◆ Problem statement
Count the rows below that contain the string "line", treating uppercase and lowercase letters as distinct. Reply with the number alone.

◆ Supplied records
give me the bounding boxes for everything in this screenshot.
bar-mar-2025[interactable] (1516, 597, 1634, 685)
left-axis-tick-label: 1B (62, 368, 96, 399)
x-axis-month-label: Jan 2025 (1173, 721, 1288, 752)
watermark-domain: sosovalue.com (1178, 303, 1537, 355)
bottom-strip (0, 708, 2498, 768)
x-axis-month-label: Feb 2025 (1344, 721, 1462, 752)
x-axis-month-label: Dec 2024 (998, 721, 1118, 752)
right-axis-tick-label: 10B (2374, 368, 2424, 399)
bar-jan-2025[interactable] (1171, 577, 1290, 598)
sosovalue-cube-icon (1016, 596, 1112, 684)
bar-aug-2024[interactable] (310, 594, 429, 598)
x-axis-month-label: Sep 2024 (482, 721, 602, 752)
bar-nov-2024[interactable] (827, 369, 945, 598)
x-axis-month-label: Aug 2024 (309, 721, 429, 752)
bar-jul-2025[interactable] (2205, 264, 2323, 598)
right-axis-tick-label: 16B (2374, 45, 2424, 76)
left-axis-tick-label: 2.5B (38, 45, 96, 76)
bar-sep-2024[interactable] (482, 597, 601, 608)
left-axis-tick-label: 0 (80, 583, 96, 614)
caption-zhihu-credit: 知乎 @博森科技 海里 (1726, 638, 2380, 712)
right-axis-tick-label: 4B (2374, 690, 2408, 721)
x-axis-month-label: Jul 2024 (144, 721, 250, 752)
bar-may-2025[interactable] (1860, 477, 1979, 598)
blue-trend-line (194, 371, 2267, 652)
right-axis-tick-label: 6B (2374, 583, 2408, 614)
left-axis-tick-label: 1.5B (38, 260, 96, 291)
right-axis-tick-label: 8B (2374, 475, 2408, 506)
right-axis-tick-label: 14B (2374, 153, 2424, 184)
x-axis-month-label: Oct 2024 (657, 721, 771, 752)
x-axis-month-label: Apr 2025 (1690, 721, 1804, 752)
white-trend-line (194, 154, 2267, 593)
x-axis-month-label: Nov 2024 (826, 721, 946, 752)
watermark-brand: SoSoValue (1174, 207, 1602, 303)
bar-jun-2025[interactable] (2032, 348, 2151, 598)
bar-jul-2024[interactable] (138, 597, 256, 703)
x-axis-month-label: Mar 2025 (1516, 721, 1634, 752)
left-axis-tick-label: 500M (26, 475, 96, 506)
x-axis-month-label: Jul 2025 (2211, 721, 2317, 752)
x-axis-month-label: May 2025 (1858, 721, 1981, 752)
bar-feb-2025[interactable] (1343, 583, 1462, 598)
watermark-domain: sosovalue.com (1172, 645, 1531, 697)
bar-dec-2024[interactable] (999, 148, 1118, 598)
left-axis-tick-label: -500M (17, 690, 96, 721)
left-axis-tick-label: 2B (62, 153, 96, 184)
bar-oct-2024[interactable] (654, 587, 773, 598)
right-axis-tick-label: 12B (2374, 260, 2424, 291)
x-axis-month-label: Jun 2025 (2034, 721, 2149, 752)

◆ Final result
2